• GIVEN REQUEST
State how many lines contain "ravens", and write nothing except that count.
###
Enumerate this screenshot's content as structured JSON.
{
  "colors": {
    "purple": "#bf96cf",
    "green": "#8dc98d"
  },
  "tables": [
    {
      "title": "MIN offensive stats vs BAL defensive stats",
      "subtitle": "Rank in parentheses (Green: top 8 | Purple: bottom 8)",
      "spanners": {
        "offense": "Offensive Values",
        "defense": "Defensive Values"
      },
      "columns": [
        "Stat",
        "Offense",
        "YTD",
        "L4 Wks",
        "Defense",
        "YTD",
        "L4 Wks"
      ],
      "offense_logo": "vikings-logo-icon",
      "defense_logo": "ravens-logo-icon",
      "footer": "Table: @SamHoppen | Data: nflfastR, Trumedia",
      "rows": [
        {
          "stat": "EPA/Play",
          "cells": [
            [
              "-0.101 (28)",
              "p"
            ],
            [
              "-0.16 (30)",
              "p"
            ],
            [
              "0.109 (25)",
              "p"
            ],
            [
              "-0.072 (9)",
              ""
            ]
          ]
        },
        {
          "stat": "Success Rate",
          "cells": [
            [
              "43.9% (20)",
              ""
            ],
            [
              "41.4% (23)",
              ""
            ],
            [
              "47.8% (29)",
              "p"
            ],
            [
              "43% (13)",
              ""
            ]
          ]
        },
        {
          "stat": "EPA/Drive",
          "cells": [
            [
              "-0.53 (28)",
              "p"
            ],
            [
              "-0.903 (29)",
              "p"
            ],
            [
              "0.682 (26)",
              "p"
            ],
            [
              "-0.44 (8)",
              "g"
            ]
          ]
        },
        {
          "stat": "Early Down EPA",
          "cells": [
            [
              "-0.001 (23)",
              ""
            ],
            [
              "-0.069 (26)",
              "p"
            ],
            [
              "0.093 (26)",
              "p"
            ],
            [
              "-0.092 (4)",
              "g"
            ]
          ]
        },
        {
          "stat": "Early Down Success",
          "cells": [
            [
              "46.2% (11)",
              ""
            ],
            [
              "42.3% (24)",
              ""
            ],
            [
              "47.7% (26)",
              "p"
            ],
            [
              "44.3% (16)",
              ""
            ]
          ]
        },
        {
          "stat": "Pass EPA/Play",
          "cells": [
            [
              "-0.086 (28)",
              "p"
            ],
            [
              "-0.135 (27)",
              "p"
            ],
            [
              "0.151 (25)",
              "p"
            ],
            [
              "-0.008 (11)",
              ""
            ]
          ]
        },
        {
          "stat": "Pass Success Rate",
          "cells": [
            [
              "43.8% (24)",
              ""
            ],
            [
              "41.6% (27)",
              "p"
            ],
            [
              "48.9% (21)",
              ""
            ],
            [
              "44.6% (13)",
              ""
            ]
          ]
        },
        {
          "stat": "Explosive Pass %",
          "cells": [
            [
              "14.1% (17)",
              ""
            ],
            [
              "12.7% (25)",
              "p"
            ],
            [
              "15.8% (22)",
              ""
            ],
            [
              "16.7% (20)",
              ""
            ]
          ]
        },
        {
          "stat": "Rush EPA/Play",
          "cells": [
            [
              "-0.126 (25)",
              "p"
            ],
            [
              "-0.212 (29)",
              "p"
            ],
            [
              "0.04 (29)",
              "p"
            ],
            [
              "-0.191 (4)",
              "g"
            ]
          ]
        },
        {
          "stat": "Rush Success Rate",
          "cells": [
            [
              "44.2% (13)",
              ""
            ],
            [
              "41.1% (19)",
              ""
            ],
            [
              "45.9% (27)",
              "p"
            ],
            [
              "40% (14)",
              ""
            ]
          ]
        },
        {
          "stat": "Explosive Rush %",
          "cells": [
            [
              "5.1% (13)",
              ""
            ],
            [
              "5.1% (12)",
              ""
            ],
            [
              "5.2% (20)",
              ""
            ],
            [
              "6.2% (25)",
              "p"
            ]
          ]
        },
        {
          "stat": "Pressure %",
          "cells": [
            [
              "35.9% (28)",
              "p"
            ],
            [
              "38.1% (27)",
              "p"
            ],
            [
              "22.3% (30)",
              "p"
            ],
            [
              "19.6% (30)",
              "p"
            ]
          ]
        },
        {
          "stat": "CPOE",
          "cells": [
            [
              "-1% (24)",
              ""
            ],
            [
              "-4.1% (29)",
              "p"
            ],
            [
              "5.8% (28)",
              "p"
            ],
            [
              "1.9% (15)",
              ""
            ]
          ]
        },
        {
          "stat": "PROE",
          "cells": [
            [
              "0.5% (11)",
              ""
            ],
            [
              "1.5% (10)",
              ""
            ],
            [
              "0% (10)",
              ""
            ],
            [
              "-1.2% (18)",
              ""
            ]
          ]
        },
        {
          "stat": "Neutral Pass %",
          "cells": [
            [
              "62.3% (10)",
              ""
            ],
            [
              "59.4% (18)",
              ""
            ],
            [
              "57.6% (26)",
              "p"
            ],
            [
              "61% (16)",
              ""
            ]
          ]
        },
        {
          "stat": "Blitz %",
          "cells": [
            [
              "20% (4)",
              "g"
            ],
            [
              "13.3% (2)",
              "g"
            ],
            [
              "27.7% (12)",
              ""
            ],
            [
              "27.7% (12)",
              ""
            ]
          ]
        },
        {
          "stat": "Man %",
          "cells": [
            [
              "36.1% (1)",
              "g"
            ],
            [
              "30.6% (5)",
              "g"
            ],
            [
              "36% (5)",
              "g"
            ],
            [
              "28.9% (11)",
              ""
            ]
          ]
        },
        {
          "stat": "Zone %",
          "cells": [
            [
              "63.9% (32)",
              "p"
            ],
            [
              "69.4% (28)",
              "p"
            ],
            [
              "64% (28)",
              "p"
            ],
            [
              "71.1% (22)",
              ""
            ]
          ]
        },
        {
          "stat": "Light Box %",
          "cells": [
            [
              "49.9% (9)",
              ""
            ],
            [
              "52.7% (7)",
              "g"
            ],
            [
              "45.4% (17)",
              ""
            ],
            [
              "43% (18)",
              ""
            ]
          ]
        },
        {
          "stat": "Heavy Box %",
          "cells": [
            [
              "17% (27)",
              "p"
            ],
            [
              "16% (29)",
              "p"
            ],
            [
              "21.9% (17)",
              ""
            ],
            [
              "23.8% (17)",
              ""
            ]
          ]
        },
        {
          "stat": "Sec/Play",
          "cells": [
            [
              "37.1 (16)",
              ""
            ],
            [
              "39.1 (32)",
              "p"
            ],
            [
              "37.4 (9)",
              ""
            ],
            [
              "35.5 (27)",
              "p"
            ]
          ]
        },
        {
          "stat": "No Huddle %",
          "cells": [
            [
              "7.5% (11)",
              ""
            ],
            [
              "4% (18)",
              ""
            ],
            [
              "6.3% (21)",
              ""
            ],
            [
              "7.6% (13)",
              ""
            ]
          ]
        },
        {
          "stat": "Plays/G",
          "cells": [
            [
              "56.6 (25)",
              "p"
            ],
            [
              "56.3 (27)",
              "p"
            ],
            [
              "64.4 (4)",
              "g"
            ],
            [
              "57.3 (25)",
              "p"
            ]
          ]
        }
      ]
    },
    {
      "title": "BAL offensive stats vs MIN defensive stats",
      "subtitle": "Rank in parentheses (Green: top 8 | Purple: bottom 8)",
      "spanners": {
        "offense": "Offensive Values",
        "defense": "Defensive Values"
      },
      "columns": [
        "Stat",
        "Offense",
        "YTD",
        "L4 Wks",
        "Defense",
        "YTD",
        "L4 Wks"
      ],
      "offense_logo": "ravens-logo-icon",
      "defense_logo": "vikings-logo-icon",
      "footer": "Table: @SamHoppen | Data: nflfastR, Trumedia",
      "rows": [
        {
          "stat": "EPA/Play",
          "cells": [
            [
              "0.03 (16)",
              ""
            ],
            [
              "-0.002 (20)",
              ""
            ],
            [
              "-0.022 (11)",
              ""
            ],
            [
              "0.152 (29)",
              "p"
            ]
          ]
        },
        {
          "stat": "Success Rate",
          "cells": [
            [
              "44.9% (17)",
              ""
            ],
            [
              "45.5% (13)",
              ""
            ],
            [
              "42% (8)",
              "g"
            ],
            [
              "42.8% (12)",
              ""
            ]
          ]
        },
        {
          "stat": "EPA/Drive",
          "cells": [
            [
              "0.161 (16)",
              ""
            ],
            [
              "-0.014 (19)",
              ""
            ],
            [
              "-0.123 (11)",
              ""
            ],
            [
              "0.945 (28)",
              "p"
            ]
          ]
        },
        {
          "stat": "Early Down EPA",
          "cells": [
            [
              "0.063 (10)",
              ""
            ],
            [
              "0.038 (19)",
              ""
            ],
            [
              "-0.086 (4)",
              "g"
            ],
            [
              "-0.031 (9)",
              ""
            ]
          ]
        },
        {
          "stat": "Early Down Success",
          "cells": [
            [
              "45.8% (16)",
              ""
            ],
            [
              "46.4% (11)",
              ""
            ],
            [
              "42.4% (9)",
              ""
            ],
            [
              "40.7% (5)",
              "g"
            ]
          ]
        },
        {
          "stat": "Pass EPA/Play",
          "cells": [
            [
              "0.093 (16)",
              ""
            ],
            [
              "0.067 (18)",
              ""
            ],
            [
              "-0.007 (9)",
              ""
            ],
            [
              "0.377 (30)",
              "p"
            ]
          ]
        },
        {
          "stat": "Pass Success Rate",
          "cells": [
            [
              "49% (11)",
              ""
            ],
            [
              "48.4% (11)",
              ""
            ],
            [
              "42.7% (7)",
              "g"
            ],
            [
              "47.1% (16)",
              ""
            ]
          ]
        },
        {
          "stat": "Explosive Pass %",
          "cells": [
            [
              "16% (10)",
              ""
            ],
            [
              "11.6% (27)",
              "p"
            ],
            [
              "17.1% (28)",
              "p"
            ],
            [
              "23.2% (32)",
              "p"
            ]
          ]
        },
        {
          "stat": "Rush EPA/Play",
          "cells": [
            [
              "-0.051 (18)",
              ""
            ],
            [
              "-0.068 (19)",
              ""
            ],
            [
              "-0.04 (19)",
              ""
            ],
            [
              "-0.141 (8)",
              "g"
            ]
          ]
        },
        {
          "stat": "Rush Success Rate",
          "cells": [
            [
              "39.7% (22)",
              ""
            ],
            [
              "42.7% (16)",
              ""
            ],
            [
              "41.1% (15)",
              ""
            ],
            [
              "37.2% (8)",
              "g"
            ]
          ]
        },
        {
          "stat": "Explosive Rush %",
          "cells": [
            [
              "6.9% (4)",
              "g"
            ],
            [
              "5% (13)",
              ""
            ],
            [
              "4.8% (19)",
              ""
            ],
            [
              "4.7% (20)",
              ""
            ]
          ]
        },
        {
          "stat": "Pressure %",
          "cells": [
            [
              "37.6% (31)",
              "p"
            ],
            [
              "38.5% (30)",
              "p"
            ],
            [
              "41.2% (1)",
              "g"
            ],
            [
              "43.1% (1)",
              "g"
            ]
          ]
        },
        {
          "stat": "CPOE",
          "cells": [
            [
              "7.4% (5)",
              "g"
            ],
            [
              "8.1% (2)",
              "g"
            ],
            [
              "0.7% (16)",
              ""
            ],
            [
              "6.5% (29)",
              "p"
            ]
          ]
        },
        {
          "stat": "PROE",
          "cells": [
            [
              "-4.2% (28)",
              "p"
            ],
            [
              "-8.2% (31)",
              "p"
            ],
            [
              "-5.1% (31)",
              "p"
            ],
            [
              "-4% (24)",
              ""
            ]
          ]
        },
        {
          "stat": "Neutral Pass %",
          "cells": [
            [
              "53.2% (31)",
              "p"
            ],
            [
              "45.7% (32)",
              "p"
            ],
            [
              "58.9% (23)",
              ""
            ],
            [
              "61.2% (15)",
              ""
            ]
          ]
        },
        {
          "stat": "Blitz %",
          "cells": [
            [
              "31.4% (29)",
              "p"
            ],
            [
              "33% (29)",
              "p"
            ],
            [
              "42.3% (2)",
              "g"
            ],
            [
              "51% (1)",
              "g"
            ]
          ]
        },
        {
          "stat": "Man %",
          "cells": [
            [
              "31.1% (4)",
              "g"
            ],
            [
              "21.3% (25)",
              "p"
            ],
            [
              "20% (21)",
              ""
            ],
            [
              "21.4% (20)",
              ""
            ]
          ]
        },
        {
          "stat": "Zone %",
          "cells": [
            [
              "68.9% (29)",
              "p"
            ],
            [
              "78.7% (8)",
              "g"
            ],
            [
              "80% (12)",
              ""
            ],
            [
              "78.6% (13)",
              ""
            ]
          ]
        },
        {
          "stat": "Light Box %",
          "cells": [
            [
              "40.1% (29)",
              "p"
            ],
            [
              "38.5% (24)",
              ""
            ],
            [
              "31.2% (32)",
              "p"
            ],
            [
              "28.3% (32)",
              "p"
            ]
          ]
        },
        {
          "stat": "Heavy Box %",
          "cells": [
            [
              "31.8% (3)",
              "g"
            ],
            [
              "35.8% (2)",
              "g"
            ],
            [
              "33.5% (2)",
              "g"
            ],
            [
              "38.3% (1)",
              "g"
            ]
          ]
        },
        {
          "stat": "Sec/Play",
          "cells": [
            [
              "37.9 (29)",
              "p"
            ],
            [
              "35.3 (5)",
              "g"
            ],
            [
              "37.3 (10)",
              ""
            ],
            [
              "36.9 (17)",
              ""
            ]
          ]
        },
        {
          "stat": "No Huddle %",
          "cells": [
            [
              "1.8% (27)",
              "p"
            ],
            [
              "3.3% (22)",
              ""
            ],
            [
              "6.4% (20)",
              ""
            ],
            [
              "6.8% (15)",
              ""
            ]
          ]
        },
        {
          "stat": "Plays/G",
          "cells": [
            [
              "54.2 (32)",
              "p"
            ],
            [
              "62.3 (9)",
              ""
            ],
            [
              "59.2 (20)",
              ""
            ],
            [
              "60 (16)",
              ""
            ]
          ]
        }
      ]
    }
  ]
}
###
• RESULT FOR THIS EXERCISE
2